Write out each line of the listing as it stands, without the images.
-- START OF Data shown --
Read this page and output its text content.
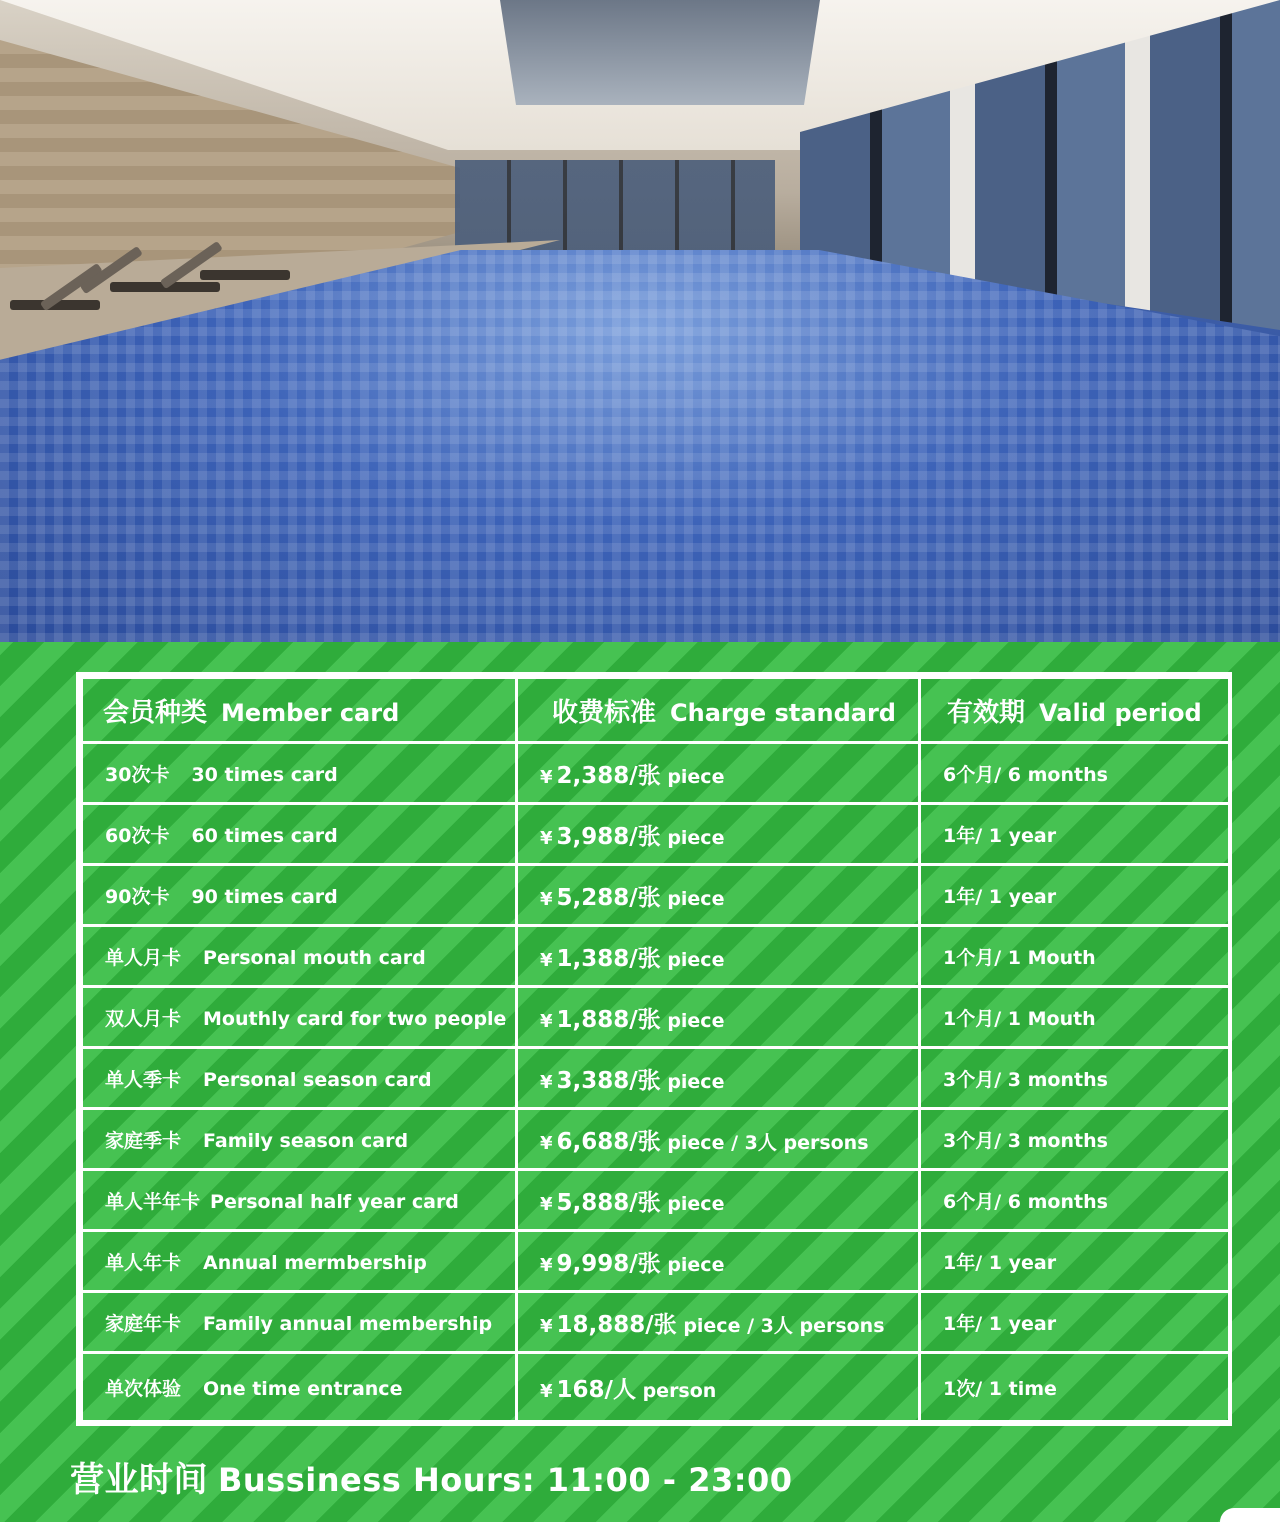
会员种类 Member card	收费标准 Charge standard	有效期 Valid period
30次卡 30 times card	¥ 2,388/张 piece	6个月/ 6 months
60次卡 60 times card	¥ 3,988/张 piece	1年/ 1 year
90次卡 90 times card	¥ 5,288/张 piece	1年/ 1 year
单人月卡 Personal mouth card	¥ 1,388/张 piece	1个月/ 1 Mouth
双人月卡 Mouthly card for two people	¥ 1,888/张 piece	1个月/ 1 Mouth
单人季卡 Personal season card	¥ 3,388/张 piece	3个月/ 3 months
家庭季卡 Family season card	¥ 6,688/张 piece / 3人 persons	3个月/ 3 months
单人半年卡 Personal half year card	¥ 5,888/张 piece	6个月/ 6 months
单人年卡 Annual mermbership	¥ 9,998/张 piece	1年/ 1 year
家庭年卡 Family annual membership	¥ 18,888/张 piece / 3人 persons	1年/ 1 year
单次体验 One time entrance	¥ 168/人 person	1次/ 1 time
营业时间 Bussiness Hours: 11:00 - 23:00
-- END OF Data shown --
**Output of the task**
Read this page and output its text content.
会员种类 Member card	收费标准 Charge standard	有效期 Valid period
30次卡 30 times card	¥ 2,388/张 piece	6个月/ 6 months
60次卡 60 times card	¥ 3,988/张 piece	1年/ 1 year
90次卡 90 times card	¥ 5,288/张 piece	1年/ 1 year
单人月卡 Personal mouth card	¥ 1,388/张 piece	1个月/ 1 Mouth
双人月卡 Mouthly card for two people	¥ 1,888/张 piece	1个月/ 1 Mouth
单人季卡 Personal season card	¥ 3,388/张 piece	3个月/ 3 months
家庭季卡 Family season card	¥ 6,688/张 piece / 3人 persons	3个月/ 3 months
单人半年卡 Personal half year card	¥ 5,888/张 piece	6个月/ 6 months
单人年卡 Annual mermbership	¥ 9,998/张 piece	1年/ 1 year
家庭年卡 Family annual membership	¥ 18,888/张 piece / 3人 persons	1年/ 1 year
单次体验 One time entrance	¥ 168/人 person	1次/ 1 time
营业时间 Bussiness Hours: 11:00 - 23:00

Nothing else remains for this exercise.